### Aim of the task
Return every record exactly as written.

### Data excerpts
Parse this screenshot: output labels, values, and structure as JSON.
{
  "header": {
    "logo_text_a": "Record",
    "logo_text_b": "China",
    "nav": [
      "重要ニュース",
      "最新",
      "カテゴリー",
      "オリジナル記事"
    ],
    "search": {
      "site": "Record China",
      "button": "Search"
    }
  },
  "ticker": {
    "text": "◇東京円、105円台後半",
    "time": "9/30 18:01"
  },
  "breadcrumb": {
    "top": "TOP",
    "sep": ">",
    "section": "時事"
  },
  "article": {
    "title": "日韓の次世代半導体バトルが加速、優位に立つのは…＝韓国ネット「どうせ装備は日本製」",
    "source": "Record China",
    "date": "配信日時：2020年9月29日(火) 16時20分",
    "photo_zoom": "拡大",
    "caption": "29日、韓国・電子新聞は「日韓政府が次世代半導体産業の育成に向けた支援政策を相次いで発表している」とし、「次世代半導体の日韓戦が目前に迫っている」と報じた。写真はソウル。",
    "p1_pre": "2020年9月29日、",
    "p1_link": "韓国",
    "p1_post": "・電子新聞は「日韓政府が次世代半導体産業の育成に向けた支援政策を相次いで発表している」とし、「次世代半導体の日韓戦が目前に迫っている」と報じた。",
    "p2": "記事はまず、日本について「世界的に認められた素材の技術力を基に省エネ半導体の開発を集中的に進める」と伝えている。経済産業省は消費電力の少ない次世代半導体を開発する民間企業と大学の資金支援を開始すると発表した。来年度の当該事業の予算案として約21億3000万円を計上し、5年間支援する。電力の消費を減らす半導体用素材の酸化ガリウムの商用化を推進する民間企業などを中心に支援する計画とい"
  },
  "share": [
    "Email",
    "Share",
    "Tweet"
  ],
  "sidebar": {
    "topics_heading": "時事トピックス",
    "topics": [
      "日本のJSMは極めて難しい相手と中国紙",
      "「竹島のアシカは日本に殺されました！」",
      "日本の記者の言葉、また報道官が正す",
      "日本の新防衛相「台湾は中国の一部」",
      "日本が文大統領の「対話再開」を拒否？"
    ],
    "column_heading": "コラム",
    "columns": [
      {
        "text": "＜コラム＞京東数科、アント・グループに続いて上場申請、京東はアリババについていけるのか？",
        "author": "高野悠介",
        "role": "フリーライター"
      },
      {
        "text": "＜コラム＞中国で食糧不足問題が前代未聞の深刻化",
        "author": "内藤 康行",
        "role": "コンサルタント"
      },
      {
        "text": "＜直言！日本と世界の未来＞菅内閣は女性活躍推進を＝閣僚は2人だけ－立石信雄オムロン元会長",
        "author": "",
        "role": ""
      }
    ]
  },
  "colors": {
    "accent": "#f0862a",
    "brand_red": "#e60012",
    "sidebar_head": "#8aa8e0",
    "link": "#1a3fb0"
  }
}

### Solution to this exercise
Parse this screenshot: output labels, values, and structure as JSON.
{
  "header": {
    "logo_text_a": "Record",
    "logo_text_b": "China",
    "nav": [
      "重要ニュース",
      "最新",
      "カテゴリー",
      "オリジナル記事"
    ],
    "search": {
      "site": "Record China",
      "button": "Search"
    }
  },
  "ticker": {
    "text": "◇東京円、105円台後半",
    "time": "9/30 18:01"
  },
  "breadcrumb": {
    "top": "TOP",
    "sep": ">",
    "section": "時事"
  },
  "article": {
    "title": "日韓の次世代半導体バトルが加速、優位に立つのは…＝韓国ネット「どうせ装備は日本製」",
    "source": "Record China",
    "date": "配信日時：2020年9月29日(火) 16時20分",
    "photo_zoom": "拡大",
    "caption": "29日、韓国・電子新聞は「日韓政府が次世代半導体産業の育成に向けた支援政策を相次いで発表している」とし、「次世代半導体の日韓戦が目前に迫っている」と報じた。写真はソウル。",
    "p1_pre": "2020年9月29日、",
    "p1_link": "韓国",
    "p1_post": "・電子新聞は「日韓政府が次世代半導体産業の育成に向けた支援政策を相次いで発表している」とし、「次世代半導体の日韓戦が目前に迫っている」と報じた。",
    "p2": "記事はまず、日本について「世界的に認められた素材の技術力を基に省エネ半導体の開発を集中的に進める」と伝えている。経済産業省は消費電力の少ない次世代半導体を開発する民間企業と大学の資金支援を開始すると発表した。来年度の当該事業の予算案として約21億3000万円を計上し、5年間支援する。電力の消費を減らす半導体用素材の酸化ガリウムの商用化を推進する民間企業などを中心に支援する計画とい"
  },
  "share": [
    "Email",
    "Share",
    "Tweet"
  ],
  "sidebar": {
    "topics_heading": "時事トピックス",
    "topics": [
      "日本のJSMは極めて難しい相手と中国紙",
      "「竹島のアシカは日本に殺されました！」",
      "日本の記者の言葉、また報道官が正す",
      "日本の新防衛相「台湾は中国の一部」",
      "日本が文大統領の「対話再開」を拒否？"
    ],
    "column_heading": "コラム",
    "columns": [
      {
        "text": "＜コラム＞京東数科、アント・グループに続いて上場申請、京東はアリババについていけるのか？",
        "author": "高野悠介",
        "role": "フリーライター"
      },
      {
        "text": "＜コラム＞中国で食糧不足問題が前代未聞の深刻化",
        "author": "内藤 康行",
        "role": "コンサルタント"
      },
      {
        "text": "＜直言！日本と世界の未来＞菅内閣は女性活躍推進を＝閣僚は2人だけ－立石信雄オムロン元会長",
        "author": "",
        "role": ""
      }
    ]
  },
  "colors": {
    "accent": "#f0862a",
    "brand_red": "#e60012",
    "sidebar_head": "#8aa8e0",
    "link": "#1a3fb0"
  }
}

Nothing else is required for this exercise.